-- BEGIN Passage provided --

On-Site Observations

We set a conventional receiver to each of the channels and listened for the 10-second periodic “kerchunk” of each repeater. We noticed the repeaters were roughly the same signal strength by ear. No other complaints had come in besides the usual. We did a few test transmissions at the police station from their radio, tested their radio with an Aeroflex COM-120C service monitor, checked the SWR with a Bird 43 wattmeter, all was well.

Aeroflex COM-120C service monitor. Photo copyright Test Equipment Connection

The spectrum analyzer showed the 5 repeater channels were approximately equal in strength, allowing for fading and instrument accuracy. The received signal amplitude was in line with the path loss predictions, keeping in mind the confidence interval in the Longley-Rice propagation model. We reprogrammed the police base station to listen directly to each of the channels. We noticed a clear SNR deficiency on only one channel, despite the spectrum analyzer showing nearly equal signal strengths and equal background noise level within the sensitivity of the spectrum analyzer. The spectrum analyzer intrinsic noise floor was on the order of -100dBm for the resolution bandwidth.

Spectrum analyzer resolution bandwidth trades resolution for update rate. Large resolution bandwidth gives very rounded-off traces at decent update times. Small resolution bandwidth gives fine traces at slow update times. Nextel’s iDEN signals fill the channel with a fairly uniform spectrum. You can’t zero in on a carrier like you can with analog transmissions and wait for the analyzer to update.

The “desense” test uses a special T-connector called an isotee that passed straight through between antenna and radio, and the T port had the center pin removed. The isotee provides controlled (at least at each frequency) isolation such that a signal generator connects to the isolated port, and the radio is connected to the antenna via the other two ports.

isotee diagram for desense check

Four channels were normal, perhaps less than a dB desense. The fifth channel had perhaps 10-20 dB of degradation, fluttery time-varying. Changing the signal generator frequency slightly did not generate beat notes. Tuning the radio/sig gen to one 25kHz channel either side didn’t have the interference. The interference was fluttery but constant otherwise, no duty cycle.

-- END Passage provided --

#### Written problem 1
Update the rows starting at the first one and ending at the one containing "table-cell: S — [422, 510, 588, 596]": replace "row-label" with "row-name", keep everything else unchanged, and give back only those rows.
#### Written problem 2
Can you go on with the passage about testing the radio repeaters for interference, starting after its last sentence?
The rows have no connection to the repeater troubleshooting text above.

-- BEGIN Excerpted data --

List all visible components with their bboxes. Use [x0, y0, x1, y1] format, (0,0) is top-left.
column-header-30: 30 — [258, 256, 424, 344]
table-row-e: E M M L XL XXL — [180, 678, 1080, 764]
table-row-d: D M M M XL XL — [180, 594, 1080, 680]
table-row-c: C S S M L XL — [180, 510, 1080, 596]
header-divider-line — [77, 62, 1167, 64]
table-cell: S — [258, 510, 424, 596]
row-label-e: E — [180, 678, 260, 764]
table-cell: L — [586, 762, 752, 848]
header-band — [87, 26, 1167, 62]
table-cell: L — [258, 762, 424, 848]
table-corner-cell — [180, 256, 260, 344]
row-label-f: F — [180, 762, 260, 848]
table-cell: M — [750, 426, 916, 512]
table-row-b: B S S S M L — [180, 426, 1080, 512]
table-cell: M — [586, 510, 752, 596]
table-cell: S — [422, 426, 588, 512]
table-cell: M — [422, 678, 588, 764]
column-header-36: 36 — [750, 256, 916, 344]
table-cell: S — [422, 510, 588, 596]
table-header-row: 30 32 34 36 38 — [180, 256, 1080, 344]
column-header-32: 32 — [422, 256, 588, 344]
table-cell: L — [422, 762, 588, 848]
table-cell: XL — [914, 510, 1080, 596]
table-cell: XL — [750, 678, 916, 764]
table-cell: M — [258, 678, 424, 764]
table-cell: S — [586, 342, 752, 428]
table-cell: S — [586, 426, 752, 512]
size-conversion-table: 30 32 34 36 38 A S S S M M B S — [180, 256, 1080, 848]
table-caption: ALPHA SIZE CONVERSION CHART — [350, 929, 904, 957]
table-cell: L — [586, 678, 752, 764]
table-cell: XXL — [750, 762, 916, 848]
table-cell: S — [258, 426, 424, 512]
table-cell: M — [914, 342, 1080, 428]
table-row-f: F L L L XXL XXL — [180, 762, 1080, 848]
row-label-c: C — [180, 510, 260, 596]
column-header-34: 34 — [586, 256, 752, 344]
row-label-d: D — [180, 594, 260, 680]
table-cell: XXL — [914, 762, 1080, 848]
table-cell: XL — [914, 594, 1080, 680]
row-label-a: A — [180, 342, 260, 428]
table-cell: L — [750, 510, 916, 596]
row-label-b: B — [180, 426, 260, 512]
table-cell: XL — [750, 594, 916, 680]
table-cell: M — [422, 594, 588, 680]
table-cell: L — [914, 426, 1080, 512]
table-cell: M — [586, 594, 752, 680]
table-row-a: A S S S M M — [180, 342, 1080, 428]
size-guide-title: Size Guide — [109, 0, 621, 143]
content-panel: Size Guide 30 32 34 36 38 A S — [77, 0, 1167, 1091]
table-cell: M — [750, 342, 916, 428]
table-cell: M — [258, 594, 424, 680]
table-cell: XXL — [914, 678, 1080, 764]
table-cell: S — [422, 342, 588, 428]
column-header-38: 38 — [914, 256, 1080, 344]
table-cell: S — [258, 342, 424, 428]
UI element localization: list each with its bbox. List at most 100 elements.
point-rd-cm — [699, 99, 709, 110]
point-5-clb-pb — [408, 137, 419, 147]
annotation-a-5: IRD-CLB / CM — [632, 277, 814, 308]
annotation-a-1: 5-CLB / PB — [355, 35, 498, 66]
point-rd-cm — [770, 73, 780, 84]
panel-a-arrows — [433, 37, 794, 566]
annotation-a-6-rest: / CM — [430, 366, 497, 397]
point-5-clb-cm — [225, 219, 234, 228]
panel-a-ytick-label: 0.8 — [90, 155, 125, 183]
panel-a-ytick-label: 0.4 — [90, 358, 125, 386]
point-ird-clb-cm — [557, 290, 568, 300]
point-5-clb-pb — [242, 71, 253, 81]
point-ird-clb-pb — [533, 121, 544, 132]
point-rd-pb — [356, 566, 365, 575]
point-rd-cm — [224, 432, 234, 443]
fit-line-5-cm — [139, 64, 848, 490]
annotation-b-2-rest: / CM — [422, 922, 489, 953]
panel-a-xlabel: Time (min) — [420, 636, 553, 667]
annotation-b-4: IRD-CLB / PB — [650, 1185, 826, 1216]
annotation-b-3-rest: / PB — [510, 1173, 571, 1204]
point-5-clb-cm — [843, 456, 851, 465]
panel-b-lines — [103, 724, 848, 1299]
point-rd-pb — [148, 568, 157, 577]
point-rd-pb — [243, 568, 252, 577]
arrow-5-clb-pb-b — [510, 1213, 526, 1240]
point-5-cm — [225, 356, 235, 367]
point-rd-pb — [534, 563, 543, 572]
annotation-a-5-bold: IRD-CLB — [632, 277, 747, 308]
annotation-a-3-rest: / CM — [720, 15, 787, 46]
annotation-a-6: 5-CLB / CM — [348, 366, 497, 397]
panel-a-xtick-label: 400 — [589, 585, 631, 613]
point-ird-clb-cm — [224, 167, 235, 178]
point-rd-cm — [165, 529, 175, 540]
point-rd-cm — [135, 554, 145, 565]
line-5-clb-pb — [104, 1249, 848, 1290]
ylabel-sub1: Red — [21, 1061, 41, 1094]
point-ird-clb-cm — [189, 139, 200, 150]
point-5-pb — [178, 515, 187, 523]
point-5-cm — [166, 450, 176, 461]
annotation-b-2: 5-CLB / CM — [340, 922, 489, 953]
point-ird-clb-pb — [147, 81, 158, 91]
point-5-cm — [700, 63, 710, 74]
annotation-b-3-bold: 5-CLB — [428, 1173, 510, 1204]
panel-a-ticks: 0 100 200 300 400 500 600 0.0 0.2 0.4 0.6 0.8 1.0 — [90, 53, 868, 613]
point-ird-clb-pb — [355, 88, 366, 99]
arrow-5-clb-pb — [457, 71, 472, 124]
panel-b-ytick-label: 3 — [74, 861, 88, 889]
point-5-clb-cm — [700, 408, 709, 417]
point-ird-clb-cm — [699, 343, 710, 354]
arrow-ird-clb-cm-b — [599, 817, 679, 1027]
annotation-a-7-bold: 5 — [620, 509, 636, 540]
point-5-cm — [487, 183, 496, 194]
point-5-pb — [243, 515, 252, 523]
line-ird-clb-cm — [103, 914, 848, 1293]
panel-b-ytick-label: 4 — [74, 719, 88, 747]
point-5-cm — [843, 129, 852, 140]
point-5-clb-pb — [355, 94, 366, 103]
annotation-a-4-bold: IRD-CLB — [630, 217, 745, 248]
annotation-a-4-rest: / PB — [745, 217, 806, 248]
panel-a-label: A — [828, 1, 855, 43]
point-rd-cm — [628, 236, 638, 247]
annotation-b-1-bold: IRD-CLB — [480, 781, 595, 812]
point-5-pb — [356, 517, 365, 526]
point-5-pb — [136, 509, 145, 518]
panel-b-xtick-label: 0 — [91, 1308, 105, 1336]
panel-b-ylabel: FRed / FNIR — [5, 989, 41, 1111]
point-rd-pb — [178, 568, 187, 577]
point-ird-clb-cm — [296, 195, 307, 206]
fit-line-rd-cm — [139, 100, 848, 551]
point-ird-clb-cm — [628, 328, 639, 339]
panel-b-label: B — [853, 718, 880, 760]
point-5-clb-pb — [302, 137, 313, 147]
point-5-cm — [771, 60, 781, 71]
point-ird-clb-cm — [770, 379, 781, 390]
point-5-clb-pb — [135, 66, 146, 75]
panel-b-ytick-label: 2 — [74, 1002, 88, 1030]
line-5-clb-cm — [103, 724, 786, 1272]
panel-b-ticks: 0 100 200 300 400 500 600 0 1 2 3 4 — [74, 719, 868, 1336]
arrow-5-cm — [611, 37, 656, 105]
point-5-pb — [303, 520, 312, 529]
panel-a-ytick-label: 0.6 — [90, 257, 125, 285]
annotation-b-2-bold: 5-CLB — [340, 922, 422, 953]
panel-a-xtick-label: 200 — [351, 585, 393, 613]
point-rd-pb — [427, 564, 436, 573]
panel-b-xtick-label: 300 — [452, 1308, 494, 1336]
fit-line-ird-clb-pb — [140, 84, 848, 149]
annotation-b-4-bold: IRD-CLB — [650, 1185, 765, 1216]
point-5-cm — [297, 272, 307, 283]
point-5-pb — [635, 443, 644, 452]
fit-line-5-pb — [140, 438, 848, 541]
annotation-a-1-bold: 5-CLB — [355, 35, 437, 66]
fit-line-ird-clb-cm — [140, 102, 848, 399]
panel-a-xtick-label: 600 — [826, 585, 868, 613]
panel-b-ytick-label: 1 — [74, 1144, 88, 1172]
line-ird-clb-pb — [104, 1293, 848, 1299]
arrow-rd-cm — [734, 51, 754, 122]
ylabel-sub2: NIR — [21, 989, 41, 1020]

-- END Excerpted data --

#### Written reply 1
List all visible components with their bboxes. Use [x0, y0, x1, y1] format, (0,0) is top-left.
column-header-30: 30 — [258, 256, 424, 344]
table-row-e: E M M L XL XXL — [180, 678, 1080, 764]
table-row-d: D M M M XL XL — [180, 594, 1080, 680]
table-row-c: C S S M L XL — [180, 510, 1080, 596]
header-divider-line — [77, 62, 1167, 64]
table-cell: S — [258, 510, 424, 596]
row-name-e: E — [180, 678, 260, 764]
table-cell: L — [586, 762, 752, 848]
header-band — [87, 26, 1167, 62]
table-cell: L — [258, 762, 424, 848]
table-corner-cell — [180, 256, 260, 344]
row-name-f: F — [180, 762, 260, 848]
table-cell: M — [750, 426, 916, 512]
table-row-b: B S S S M L — [180, 426, 1080, 512]
table-cell: M — [586, 510, 752, 596]
table-cell: S — [422, 426, 588, 512]
table-cell: M — [422, 678, 588, 764]
column-header-36: 36 — [750, 256, 916, 344]
table-cell: S — [422, 510, 588, 596]

#### Written reply 2
Long-distance Nextel iDEN co-channel interference

interference path Nextel to public safety

Nextel despite purchasing up SMR licenses in those days did not put sites at the license coordinates necessarily. They took advantage of the SMR regulation allowing different site location as long as the license footprint was not exceeded. This is where the cell phone DXing came in. We used a Wilson antenna adapter on a Nextel i850. Dialing # , * , Menu, Right to go into field test mode, gave current frequency and signal strength in dBm, among other parameters.

Wilson Antenna coupler, allowing use of external antenna

Wilson Antenna coupler slid over Motorola i850 antenna, allowing use of external antenna for far greater range (photo copyright Wilson Antenna)

There was not cell service locally available at ground level. With an external antenna the Nextel signal was there. he Nextel phone showing similar signal strength on the Nextel signal as what the non-directly observable interference might be.

Nextel field engineering staff were a bit surprised that a Nextel tower over 90 km away could be a bother to a police radio. We noted the weak desired signal, and the part of the interference path that went over water. This configuration was conducive to thermal inversion layers. Superrefraction can make radio waves travel unexpectedly long distances. He put in a channel change request. The desense test then showed all repeater channels were good. Hopefully someone at Nextel did a license search to give a wider co-channel geographic exclusion zone for public safety licensees. It would be a simple FCC license search away.

SCADA practices

SCADA systems from Mitsubishi Alpha to MOSCAD can use wireless networks such as MDS microwave relays. Critical infrastructure systems own radio networks help maintain control in the face of a major telecom failure. Leased lines are too expensive, POTS dialup can be fidgety.

Municipalities and utilities small to large can’t afford to rely on weak communications command and control linkages. Old systems based on DTMF or proprietary signaling systems can be replaced with MOSCAD or the like having timestamped, encrypted anti-playback capability.

No factory-default passwords, make the SCADA equipment require a sufficiently sophisticated password. Find ways to make certificates and other “beyond password” measures a reality with embedded critical control systems. Sometimes adding just 2% percent to a system cost adds 15% more value.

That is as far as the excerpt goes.